- Figure dataset records -
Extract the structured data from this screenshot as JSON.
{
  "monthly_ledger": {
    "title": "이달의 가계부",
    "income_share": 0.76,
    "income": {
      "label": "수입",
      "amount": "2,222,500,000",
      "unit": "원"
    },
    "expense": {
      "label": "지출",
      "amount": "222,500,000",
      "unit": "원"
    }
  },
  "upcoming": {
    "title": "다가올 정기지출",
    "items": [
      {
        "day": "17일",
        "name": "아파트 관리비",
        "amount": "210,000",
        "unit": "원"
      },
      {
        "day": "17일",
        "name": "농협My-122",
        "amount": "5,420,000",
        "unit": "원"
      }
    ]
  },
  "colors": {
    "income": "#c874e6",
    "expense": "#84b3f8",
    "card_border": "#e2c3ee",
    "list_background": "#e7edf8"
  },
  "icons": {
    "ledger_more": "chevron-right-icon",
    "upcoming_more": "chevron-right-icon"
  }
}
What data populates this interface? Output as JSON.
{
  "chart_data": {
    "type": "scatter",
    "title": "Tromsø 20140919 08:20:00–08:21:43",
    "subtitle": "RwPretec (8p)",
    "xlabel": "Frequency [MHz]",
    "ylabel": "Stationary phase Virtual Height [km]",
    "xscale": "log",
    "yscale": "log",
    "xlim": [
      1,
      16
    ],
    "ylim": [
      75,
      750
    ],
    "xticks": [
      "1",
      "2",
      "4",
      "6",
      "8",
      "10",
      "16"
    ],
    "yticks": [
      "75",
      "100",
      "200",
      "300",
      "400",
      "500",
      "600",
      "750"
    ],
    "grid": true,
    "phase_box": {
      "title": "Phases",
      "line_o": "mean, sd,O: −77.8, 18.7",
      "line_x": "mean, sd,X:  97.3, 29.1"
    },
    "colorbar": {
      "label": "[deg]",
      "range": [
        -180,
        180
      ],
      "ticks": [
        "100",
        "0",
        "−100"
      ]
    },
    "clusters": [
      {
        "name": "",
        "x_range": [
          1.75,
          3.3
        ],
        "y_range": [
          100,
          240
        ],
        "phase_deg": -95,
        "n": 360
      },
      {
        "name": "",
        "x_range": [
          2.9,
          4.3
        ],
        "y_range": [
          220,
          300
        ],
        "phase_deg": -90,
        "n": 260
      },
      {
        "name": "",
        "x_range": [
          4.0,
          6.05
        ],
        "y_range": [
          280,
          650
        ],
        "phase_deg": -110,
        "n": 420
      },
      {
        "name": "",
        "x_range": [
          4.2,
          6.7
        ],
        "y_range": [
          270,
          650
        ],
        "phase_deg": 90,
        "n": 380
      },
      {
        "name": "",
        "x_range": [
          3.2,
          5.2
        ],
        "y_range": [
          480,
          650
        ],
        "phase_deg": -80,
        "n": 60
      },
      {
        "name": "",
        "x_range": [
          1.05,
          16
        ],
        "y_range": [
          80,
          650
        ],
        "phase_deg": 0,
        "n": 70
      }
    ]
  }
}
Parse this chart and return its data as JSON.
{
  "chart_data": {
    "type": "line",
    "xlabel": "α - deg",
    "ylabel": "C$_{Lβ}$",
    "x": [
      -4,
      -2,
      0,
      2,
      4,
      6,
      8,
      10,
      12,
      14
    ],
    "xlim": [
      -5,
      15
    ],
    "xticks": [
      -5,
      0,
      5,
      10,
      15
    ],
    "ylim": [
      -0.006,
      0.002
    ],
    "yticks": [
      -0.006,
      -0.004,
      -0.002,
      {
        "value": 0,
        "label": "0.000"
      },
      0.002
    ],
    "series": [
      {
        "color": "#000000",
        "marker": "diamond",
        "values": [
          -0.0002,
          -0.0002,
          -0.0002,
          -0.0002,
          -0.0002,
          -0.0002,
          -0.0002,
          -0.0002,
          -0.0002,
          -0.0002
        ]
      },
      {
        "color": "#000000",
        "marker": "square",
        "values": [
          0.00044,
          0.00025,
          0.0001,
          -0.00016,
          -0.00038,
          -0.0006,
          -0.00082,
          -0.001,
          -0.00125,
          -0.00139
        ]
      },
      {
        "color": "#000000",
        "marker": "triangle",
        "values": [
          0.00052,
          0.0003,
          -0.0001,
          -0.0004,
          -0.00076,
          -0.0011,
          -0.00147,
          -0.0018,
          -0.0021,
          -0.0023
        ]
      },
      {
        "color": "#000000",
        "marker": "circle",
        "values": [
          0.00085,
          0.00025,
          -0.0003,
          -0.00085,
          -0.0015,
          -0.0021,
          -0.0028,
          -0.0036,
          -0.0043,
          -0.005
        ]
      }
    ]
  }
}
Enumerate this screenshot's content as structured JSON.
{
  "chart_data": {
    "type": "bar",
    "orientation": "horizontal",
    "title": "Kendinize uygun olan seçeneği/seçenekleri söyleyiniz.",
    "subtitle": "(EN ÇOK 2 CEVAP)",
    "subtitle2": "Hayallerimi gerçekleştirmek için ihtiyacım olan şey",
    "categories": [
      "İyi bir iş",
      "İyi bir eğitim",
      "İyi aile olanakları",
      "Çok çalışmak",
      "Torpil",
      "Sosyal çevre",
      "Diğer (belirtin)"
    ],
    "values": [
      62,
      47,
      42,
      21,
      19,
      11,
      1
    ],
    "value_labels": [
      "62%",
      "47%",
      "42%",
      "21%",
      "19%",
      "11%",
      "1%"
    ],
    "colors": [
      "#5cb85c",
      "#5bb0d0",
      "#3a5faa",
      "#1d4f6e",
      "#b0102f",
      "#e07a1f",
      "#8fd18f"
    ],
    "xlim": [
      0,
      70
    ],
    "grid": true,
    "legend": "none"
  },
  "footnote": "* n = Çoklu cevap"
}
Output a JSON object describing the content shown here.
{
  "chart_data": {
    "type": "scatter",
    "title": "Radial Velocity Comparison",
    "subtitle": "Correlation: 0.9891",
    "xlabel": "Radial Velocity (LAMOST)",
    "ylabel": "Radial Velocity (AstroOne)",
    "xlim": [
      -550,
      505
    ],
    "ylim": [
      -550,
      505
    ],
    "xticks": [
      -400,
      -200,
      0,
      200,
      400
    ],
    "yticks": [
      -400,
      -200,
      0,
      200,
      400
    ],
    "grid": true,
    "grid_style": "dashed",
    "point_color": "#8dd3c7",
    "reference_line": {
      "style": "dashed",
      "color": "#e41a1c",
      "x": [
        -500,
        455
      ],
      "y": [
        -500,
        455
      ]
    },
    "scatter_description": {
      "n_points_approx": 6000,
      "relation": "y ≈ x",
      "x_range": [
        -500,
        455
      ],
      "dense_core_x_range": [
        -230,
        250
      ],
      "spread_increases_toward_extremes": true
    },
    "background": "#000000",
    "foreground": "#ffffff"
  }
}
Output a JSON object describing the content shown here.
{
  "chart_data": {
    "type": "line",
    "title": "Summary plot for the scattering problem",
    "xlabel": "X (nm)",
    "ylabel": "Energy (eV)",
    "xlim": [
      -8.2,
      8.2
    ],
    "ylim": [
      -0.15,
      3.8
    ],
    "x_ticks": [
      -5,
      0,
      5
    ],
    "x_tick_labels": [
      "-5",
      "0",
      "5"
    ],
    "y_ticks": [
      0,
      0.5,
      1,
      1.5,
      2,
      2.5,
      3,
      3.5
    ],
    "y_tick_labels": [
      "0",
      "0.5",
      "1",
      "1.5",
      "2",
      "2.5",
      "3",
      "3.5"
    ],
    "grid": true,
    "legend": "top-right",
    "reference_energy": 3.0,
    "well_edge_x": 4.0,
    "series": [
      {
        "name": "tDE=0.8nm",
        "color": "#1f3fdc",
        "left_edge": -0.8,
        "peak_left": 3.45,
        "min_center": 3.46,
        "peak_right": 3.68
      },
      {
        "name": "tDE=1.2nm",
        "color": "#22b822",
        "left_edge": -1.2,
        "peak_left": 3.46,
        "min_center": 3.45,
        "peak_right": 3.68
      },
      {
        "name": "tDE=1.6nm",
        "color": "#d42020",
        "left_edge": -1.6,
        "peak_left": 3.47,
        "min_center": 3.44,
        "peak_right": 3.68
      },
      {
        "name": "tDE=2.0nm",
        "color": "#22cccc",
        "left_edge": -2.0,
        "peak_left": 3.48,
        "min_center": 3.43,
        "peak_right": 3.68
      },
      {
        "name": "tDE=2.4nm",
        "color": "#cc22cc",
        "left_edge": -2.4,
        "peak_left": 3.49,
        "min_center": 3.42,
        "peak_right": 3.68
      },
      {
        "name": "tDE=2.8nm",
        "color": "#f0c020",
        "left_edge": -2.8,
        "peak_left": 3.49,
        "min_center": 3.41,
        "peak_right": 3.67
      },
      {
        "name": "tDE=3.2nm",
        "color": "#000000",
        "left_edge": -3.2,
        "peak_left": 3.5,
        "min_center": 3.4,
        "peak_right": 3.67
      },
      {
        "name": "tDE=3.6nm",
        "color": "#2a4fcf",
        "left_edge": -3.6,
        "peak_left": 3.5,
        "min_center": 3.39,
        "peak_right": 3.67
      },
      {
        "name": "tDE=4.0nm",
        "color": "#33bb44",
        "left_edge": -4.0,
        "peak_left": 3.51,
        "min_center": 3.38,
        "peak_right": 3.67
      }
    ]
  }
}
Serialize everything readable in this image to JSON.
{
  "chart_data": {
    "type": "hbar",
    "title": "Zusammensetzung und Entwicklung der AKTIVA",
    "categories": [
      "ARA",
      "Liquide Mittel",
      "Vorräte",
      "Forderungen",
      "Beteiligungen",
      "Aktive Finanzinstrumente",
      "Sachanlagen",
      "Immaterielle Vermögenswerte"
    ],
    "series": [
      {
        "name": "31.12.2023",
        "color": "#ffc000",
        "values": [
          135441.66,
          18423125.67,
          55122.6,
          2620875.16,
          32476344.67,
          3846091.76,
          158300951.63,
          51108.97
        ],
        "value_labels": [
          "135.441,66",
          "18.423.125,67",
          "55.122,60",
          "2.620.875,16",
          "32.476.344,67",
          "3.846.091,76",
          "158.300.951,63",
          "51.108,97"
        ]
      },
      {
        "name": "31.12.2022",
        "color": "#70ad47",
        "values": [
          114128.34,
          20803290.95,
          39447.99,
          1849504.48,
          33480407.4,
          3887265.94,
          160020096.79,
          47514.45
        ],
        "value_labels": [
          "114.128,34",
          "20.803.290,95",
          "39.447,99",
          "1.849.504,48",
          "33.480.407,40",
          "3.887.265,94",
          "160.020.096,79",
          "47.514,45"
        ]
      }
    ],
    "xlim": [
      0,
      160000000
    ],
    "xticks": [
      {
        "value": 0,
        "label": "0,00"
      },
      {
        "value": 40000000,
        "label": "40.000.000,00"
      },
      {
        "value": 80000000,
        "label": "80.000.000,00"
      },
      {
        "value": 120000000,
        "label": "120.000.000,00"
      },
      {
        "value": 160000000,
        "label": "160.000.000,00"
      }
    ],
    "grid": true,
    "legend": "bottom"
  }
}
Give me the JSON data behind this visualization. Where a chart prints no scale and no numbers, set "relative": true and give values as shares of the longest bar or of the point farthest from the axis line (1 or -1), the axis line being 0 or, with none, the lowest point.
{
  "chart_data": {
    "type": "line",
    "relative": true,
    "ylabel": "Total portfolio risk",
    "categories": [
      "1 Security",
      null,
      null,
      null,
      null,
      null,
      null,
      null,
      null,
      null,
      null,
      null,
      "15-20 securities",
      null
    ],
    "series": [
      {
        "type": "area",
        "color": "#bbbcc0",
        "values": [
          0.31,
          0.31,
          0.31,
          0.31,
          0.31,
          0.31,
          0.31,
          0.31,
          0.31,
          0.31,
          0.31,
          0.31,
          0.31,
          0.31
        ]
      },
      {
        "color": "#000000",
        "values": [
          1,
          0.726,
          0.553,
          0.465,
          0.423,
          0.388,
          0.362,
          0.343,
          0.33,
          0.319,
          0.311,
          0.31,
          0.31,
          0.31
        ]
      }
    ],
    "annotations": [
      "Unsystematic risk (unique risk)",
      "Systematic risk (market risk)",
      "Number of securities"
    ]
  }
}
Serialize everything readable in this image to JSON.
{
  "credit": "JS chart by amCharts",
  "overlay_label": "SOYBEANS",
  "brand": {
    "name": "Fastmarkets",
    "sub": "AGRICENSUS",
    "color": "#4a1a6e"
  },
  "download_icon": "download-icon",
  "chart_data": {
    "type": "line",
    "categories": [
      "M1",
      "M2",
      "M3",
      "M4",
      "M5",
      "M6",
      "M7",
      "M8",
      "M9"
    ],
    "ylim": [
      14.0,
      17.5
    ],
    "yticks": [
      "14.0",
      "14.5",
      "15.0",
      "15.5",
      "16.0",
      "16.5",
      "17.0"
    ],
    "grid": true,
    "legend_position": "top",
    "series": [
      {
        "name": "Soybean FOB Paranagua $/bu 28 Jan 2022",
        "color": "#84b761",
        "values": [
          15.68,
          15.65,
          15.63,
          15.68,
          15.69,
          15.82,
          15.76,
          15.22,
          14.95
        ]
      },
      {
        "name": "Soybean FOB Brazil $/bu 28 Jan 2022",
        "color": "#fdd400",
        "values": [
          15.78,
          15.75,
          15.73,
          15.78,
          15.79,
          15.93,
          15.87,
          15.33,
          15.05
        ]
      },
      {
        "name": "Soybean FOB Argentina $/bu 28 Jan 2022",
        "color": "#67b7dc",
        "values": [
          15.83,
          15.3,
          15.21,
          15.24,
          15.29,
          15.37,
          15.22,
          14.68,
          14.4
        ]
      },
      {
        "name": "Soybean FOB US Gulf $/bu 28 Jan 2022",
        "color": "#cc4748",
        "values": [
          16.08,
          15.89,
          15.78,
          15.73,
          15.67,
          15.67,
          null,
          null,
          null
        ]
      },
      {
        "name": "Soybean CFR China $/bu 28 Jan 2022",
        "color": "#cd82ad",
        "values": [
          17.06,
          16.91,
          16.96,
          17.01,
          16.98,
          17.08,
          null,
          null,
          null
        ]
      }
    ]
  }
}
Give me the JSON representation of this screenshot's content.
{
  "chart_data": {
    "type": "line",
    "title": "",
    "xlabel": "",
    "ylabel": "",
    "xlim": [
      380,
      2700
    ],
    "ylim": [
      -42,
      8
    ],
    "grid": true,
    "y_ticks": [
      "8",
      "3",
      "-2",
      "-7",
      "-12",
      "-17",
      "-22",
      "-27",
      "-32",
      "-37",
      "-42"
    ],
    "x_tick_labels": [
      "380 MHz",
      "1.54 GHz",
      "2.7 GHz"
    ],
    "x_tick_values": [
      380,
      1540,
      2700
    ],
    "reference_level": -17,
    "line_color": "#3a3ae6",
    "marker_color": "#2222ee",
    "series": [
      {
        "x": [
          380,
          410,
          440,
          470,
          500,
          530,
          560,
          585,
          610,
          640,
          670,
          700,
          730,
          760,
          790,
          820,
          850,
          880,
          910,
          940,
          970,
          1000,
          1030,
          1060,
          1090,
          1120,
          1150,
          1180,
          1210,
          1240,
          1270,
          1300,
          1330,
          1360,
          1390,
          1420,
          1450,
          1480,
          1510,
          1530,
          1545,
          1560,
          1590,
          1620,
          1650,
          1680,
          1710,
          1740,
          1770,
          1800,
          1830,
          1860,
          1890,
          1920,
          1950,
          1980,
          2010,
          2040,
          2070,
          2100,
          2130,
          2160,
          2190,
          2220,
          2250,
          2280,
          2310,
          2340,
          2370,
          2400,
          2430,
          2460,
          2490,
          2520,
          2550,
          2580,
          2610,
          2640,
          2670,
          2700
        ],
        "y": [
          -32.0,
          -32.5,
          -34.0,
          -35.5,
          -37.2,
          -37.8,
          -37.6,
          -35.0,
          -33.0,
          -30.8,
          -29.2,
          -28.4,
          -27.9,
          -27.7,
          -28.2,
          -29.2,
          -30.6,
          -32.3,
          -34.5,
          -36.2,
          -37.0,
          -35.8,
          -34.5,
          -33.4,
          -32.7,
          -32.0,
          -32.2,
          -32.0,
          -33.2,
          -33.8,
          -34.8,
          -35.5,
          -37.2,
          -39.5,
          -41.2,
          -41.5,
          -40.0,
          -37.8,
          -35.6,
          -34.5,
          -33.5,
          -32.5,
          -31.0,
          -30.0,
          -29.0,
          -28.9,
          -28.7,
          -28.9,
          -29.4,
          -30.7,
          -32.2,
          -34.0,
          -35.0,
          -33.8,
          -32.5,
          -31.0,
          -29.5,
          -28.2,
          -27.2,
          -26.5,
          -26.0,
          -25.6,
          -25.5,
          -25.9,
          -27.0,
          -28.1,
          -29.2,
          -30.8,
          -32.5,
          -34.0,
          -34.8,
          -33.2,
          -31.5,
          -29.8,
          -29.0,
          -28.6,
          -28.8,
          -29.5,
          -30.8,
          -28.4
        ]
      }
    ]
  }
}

- What needs to be done -
Check each line above for the word "structured" and copy the ones that have it.

- Complete answer -
Extract the structured data from this screenshot as JSON.
Enumerate this screenshot's content as structured JSON.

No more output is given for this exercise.